TO BE DONE
Your task is to repeat all of the data exactly while excluding the pictures.

-- start GIVEN ENTRIES --

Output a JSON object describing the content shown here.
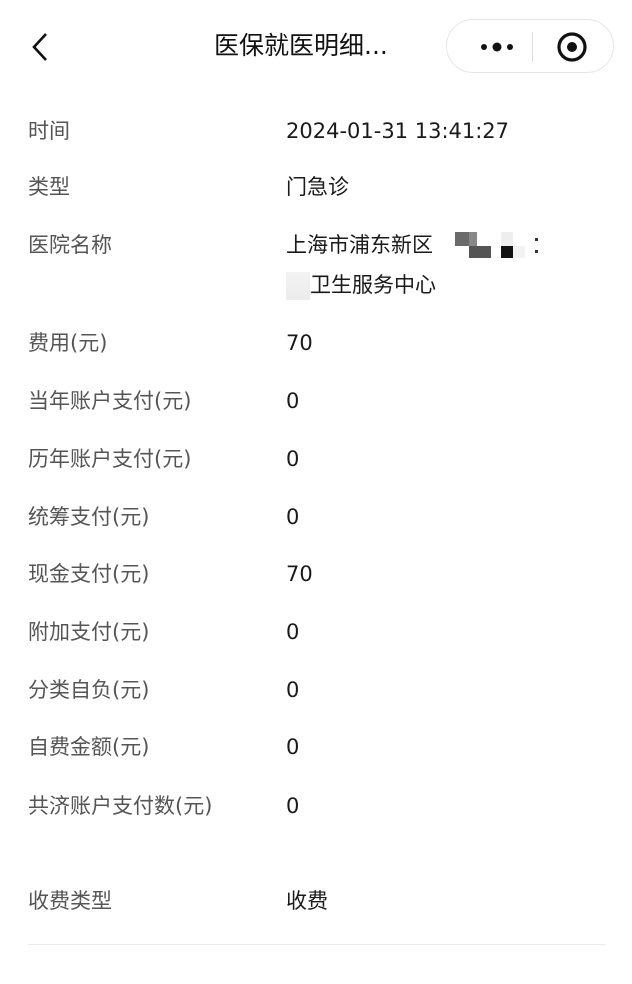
{
  "nav": {
    "title": "医保就医明细...",
    "back_icon": "chevron-left-icon",
    "more_icon": "more-dots-icon",
    "close_icon": "target-circle-icon"
  },
  "details": [
    {
      "label": "时间",
      "value": "2024-01-31 13:41:27"
    },
    {
      "label": "类型",
      "value": "门急诊"
    },
    {
      "label": "医院名称",
      "value_line1": "上海市浦东新区",
      "value_line2": "卫生服务中心"
    },
    {
      "label": "费用(元)",
      "value": "70"
    },
    {
      "label": "当年账户支付(元)",
      "value": "0"
    },
    {
      "label": "历年账户支付(元)",
      "value": "0"
    },
    {
      "label": "统筹支付(元)",
      "value": "0"
    },
    {
      "label": "现金支付(元)",
      "value": "70"
    },
    {
      "label": "附加支付(元)",
      "value": "0"
    },
    {
      "label": "分类自负(元)",
      "value": "0"
    },
    {
      "label": "自费金额(元)",
      "value": "0"
    },
    {
      "label": "共济账户支付数(元)",
      "value": "0"
    },
    {
      "label": "收费类型",
      "value": "收费"
    }
  ]
}
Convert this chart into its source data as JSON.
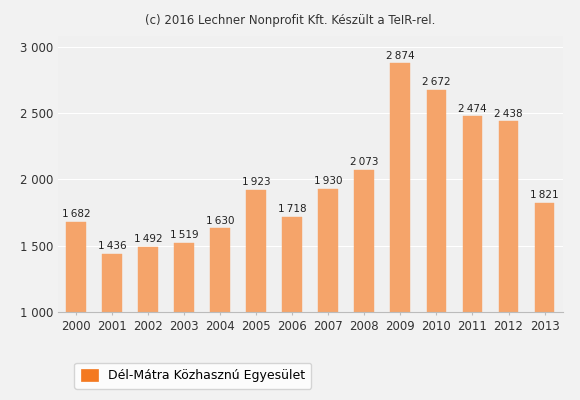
{
  "title": "(c) 2016 Lechner Nonprofit Kft. Készült a TeIR-rel.",
  "years": [
    2000,
    2001,
    2002,
    2003,
    2004,
    2005,
    2006,
    2007,
    2008,
    2009,
    2010,
    2011,
    2012,
    2013
  ],
  "values": [
    1682,
    1436,
    1492,
    1519,
    1630,
    1923,
    1718,
    1930,
    2073,
    2874,
    2672,
    2474,
    2438,
    1821
  ],
  "bar_color": "#f5a46a",
  "bar_edge_color": "#f5a46a",
  "background_color": "#f2f2f2",
  "plot_bg_color": "#f0f0f0",
  "grid_color": "#ffffff",
  "ylim": [
    1000,
    3000
  ],
  "yticks": [
    1000,
    1500,
    2000,
    2500,
    3000
  ],
  "ytick_labels": [
    "1 000",
    "1 500",
    "2 000",
    "2 500",
    "3 000"
  ],
  "legend_label": "Dél-Mátra Közhasznú Egyesület",
  "legend_color": "#f47920",
  "title_fontsize": 8.5,
  "label_fontsize": 7.5,
  "tick_fontsize": 8.5,
  "legend_fontsize": 9
}
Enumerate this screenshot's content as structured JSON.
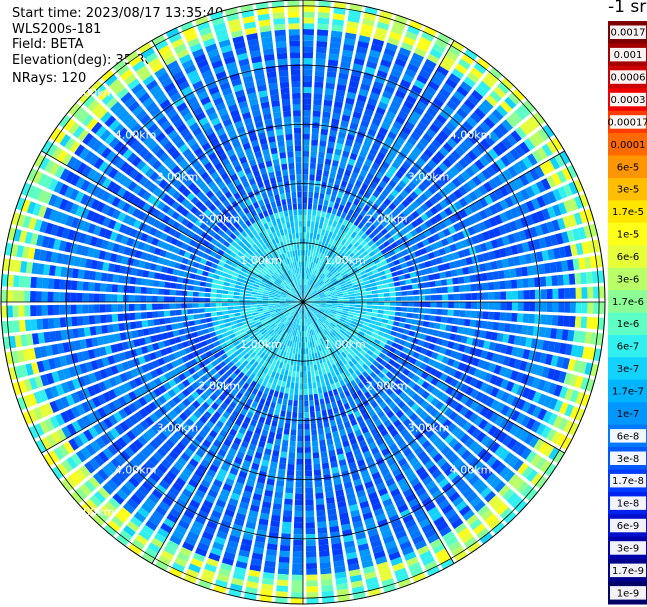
{
  "header": {
    "start_time": "Start time: 2023/08/17 13:35:40",
    "instrument": "WLS200s-181",
    "field": "Field: BETA",
    "elevation": "Elevation(deg): 35.30",
    "nrays": "NRays: 120"
  },
  "colorbar": {
    "title": "-1 sr",
    "labels": [
      "0.0017",
      "0.001",
      "0.0006",
      "0.0003",
      "0.00017",
      "0.0001",
      "6e-5",
      "3e-5",
      "1.7e-5",
      "1e-5",
      "6e-6",
      "3e-6",
      "1.7e-6",
      "1e-6",
      "6e-7",
      "3e-7",
      "1.7e-7",
      "1e-7",
      "6e-8",
      "3e-8",
      "1.7e-8",
      "1e-8",
      "6e-9",
      "3e-9",
      "1.7e-9",
      "1e-9"
    ],
    "colors": [
      "#7f0000",
      "#a50000",
      "#cc0000",
      "#ee0000",
      "#ff3c00",
      "#ff6a00",
      "#ff9600",
      "#ffbf00",
      "#ffe600",
      "#ffff1a",
      "#e6ff38",
      "#b8ff68",
      "#8cff95",
      "#5effc4",
      "#33f0f0",
      "#12d2ff",
      "#00b4ff",
      "#0096ff",
      "#0078ff",
      "#005aff",
      "#003cff",
      "#0022ee",
      "#0010cc",
      "#0000aa",
      "#00008a",
      "#000068"
    ]
  },
  "chart_data": {
    "type": "ppi",
    "field": "BETA",
    "units": "-1 sr",
    "nrays": 120,
    "elevation_deg": 35.3,
    "max_range_km": 5.1,
    "range_rings_km": [
      1,
      2,
      3,
      4,
      5
    ],
    "ring_labels": [
      "1.00km",
      "2.00km",
      "3.00km",
      "4.00km",
      "5.00km"
    ],
    "background_level": "3e-8",
    "near_range_level": "1.7e-7",
    "far_edge_level": "1e-5"
  }
}
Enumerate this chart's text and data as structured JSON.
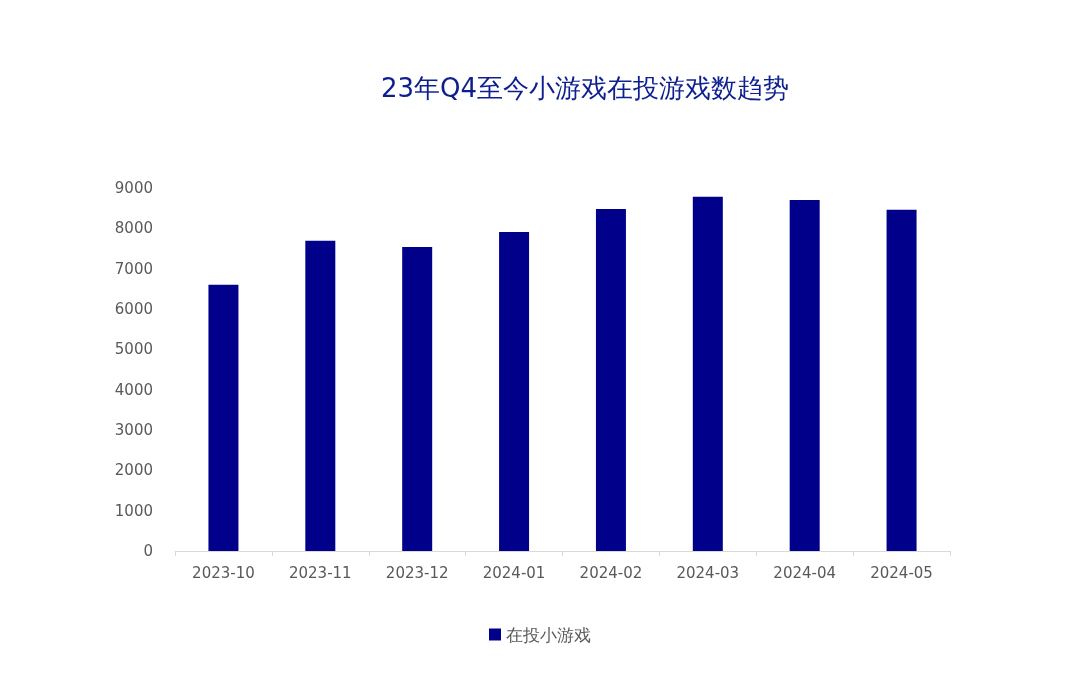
{
  "chart_data": {
    "type": "bar",
    "title": "23年Q4至今小游戏在投游戏数趋势",
    "categories": [
      "2023-10",
      "2023-11",
      "2023-12",
      "2024-01",
      "2024-02",
      "2024-03",
      "2024-04",
      "2024-05"
    ],
    "series": [
      {
        "name": "在投小游戏",
        "color": "#00008b",
        "values": [
          6600,
          7690,
          7540,
          7910,
          8480,
          8780,
          8700,
          8460
        ]
      }
    ],
    "ylim": [
      0,
      9000
    ],
    "yticks": [
      0,
      1000,
      2000,
      3000,
      4000,
      5000,
      6000,
      7000,
      8000,
      9000
    ],
    "grid": false,
    "legend": "bottom"
  }
}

-- end GIVEN ENTRIES --

TASK SOLUTION
Output a JSON object describing the content shown here.
{
  "nav": {
    "title": "医保就医明细...",
    "back_icon": "chevron-left-icon",
    "more_icon": "more-dots-icon",
    "close_icon": "target-circle-icon"
  },
  "details": [
    {
      "label": "时间",
      "value": "2024-01-31 13:41:27"
    },
    {
      "label": "类型",
      "value": "门急诊"
    },
    {
      "label": "医院名称",
      "value_line1": "上海市浦东新区",
      "value_line2": "卫生服务中心"
    },
    {
      "label": "费用(元)",
      "value": "70"
    },
    {
      "label": "当年账户支付(元)",
      "value": "0"
    },
    {
      "label": "历年账户支付(元)",
      "value": "0"
    },
    {
      "label": "统筹支付(元)",
      "value": "0"
    },
    {
      "label": "现金支付(元)",
      "value": "70"
    },
    {
      "label": "附加支付(元)",
      "value": "0"
    },
    {
      "label": "分类自负(元)",
      "value": "0"
    },
    {
      "label": "自费金额(元)",
      "value": "0"
    },
    {
      "label": "共济账户支付数(元)",
      "value": "0"
    },
    {
      "label": "收费类型",
      "value": "收费"
    }
  ]
}
Convert this chart into its source data as JSON.
{
  "title": "(c) 2016 Lechner Nonprofit Kft. Készült a TeIR-rel.",
  "years": [
    2000,
    2001,
    2002,
    2003,
    2004,
    2005,
    2006,
    2007,
    2008,
    2009,
    2010,
    2011,
    2012,
    2013
  ],
  "values": [
    1682,
    1436,
    1492,
    1519,
    1630,
    1923,
    1718,
    1930,
    2073,
    2874,
    2672,
    2474,
    2438,
    1821
  ],
  "bar_color": "#f5a46a",
  "bar_edge_color": "#f5a46a",
  "background_color": "#f2f2f2",
  "plot_bg_color": "#f0f0f0",
  "grid_color": "#ffffff",
  "ylim": [
    1000,
    3000
  ],
  "yticks": [
    1000,
    1500,
    2000,
    2500,
    3000
  ],
  "ytick_labels": [
    "1 000",
    "1 500",
    "2 000",
    "2 500",
    "3 000"
  ],
  "legend_label": "Dél-Mátra Közhasznú Egyesület",
  "legend_color": "#f47920",
  "title_fontsize": 8.5,
  "label_fontsize": 7.5,
  "tick_fontsize": 8.5,
  "legend_fontsize": 9
}
Enumerate this screenshot's content as structured JSON.
{
  "header": {
    "start_time": "Start time: 2023/08/17 13:35:40",
    "instrument": "WLS200s-181",
    "field": "Field: BETA",
    "elevation": "Elevation(deg): 35.30",
    "nrays": "NRays: 120"
  },
  "colorbar": {
    "title": "-1 sr",
    "labels": [
      "0.0017",
      "0.001",
      "0.0006",
      "0.0003",
      "0.00017",
      "0.0001",
      "6e-5",
      "3e-5",
      "1.7e-5",
      "1e-5",
      "6e-6",
      "3e-6",
      "1.7e-6",
      "1e-6",
      "6e-7",
      "3e-7",
      "1.7e-7",
      "1e-7",
      "6e-8",
      "3e-8",
      "1.7e-8",
      "1e-8",
      "6e-9",
      "3e-9",
      "1.7e-9",
      "1e-9"
    ],
    "colors": [
      "#7f0000",
      "#a50000",
      "#cc0000",
      "#ee0000",
      "#ff3c00",
      "#ff6a00",
      "#ff9600",
      "#ffbf00",
      "#ffe600",
      "#ffff1a",
      "#e6ff38",
      "#b8ff68",
      "#8cff95",
      "#5effc4",
      "#33f0f0",
      "#12d2ff",
      "#00b4ff",
      "#0096ff",
      "#0078ff",
      "#005aff",
      "#003cff",
      "#0022ee",
      "#0010cc",
      "#0000aa",
      "#00008a",
      "#000068"
    ]
  },
  "chart_data": {
    "type": "ppi",
    "field": "BETA",
    "units": "-1 sr",
    "nrays": 120,
    "elevation_deg": 35.3,
    "max_range_km": 5.1,
    "range_rings_km": [
      1,
      2,
      3,
      4,
      5
    ],
    "ring_labels": [
      "1.00km",
      "2.00km",
      "3.00km",
      "4.00km",
      "5.00km"
    ],
    "background_level": "3e-8",
    "near_range_level": "1.7e-7",
    "far_edge_level": "1e-5"
  }
}
Enumerate this chart's text and data as structured JSON.
{
  "chart_data": {
    "type": "bar",
    "title": "23年Q4至今小游戏在投游戏数趋势",
    "categories": [
      "2023-10",
      "2023-11",
      "2023-12",
      "2024-01",
      "2024-02",
      "2024-03",
      "2024-04",
      "2024-05"
    ],
    "series": [
      {
        "name": "在投小游戏",
        "color": "#00008b",
        "values": [
          6600,
          7690,
          7540,
          7910,
          8480,
          8780,
          8700,
          8460
        ]
      }
    ],
    "ylim": [
      0,
      9000
    ],
    "yticks": [
      0,
      1000,
      2000,
      3000,
      4000,
      5000,
      6000,
      7000,
      8000,
      9000
    ],
    "grid": false,
    "legend": "bottom"
  }
}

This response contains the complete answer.